WHAT TO WORK ON:
Look through the data below. Collect every line where the word "внешней" occurs.

PROVIDED DATA:
"""
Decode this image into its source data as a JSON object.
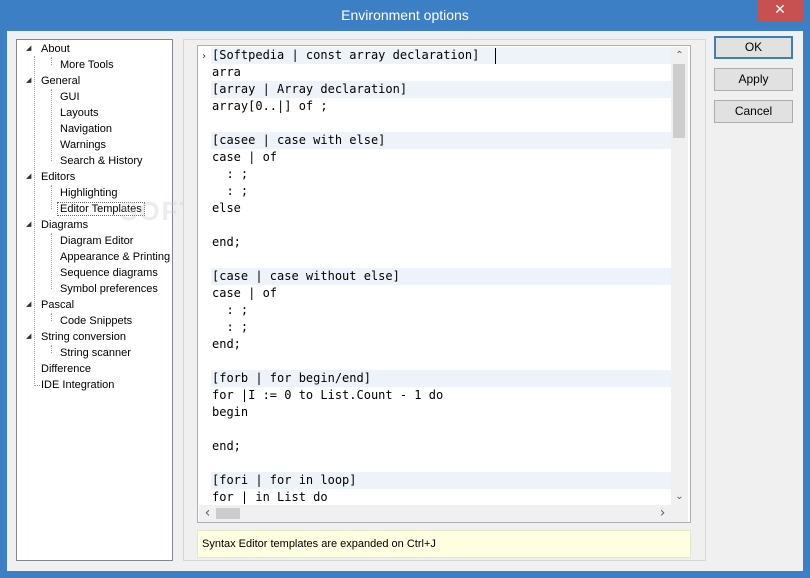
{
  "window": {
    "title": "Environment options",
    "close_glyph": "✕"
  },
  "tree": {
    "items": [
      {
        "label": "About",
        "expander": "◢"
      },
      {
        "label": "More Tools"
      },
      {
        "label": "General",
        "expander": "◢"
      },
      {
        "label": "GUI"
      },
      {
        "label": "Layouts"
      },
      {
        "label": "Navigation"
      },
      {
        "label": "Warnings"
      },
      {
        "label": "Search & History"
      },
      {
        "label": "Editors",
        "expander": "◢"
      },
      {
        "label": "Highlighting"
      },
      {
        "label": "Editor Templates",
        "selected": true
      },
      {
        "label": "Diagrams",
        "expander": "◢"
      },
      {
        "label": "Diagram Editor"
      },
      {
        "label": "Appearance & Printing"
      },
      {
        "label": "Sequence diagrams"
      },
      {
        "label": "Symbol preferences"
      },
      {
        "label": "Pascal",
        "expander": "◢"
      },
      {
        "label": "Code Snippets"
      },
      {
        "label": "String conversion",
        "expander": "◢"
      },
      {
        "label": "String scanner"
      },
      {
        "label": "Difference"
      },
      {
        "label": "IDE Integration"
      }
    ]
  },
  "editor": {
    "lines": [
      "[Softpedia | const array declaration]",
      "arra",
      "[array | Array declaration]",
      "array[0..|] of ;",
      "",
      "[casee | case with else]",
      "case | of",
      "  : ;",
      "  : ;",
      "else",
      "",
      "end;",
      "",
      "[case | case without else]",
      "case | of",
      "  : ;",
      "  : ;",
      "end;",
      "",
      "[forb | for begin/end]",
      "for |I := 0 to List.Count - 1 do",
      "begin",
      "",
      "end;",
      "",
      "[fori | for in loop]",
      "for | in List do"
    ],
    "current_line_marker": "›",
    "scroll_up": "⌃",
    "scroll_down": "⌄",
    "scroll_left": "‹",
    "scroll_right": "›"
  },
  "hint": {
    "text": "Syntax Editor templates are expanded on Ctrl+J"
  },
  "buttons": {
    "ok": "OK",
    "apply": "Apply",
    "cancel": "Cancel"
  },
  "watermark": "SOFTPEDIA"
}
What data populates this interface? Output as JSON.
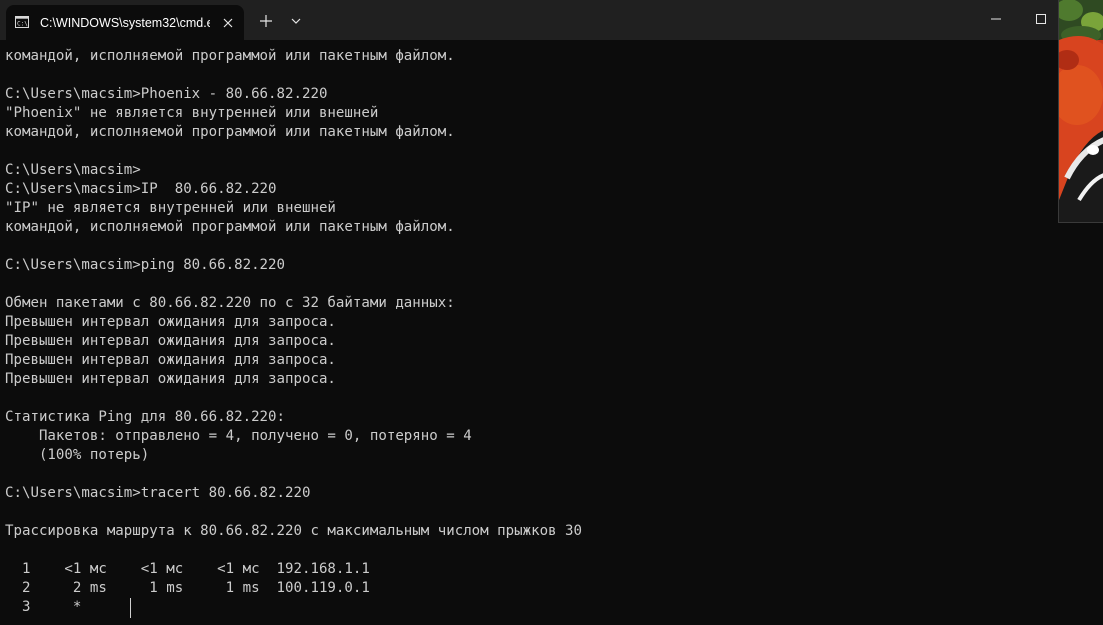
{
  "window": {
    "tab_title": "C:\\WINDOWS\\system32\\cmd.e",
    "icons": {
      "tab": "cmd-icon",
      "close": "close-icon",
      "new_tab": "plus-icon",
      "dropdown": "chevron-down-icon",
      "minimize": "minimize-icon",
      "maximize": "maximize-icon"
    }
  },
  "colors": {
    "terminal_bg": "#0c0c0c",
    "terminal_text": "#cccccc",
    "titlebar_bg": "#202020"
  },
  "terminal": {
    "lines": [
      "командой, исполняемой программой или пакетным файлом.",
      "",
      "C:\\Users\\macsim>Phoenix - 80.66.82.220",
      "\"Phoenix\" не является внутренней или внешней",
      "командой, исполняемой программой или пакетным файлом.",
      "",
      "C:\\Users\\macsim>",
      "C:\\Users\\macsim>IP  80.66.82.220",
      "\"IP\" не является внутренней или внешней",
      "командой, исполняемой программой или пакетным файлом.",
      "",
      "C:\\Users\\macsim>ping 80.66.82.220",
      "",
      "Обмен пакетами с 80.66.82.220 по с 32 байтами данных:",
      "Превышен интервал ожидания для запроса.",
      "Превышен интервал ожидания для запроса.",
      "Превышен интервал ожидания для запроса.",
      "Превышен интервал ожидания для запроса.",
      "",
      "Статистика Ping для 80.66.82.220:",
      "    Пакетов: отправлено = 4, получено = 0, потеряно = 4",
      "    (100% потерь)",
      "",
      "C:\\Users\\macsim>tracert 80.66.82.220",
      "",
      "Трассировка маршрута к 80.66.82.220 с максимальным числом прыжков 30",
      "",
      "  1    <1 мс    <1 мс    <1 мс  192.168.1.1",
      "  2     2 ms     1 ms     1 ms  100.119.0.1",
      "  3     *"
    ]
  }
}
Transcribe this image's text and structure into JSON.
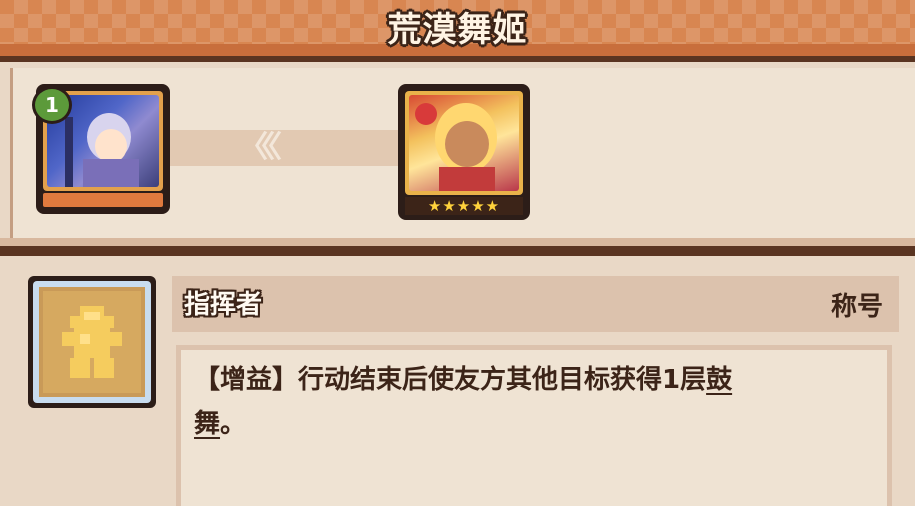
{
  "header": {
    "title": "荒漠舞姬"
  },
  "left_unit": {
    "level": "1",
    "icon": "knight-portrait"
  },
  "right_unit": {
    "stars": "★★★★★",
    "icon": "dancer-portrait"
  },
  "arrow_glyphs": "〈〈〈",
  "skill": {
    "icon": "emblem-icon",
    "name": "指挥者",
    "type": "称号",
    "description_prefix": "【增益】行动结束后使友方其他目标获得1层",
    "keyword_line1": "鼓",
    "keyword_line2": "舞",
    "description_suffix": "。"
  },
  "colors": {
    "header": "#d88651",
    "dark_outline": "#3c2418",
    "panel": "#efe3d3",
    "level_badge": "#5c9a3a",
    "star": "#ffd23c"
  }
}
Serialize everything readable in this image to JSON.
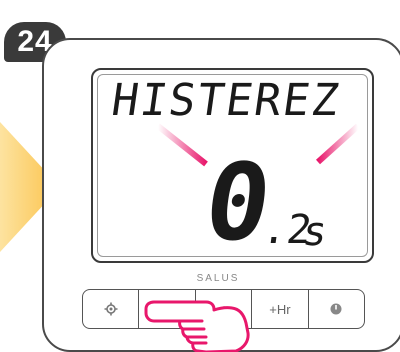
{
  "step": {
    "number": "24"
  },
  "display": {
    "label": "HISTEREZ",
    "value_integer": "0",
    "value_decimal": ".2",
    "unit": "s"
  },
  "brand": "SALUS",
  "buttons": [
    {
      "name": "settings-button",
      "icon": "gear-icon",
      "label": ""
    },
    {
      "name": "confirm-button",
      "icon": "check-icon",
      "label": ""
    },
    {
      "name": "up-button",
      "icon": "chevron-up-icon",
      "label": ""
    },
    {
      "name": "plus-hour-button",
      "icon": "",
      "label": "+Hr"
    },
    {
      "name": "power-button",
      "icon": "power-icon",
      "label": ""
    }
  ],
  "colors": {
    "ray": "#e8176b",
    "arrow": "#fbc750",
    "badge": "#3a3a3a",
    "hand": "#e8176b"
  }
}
"""
RESPONSE TO THE EXERCISE:
      "\"Phoenix\" не является внутренней или внешней",
      "\"IP\" не является внутренней или внешней",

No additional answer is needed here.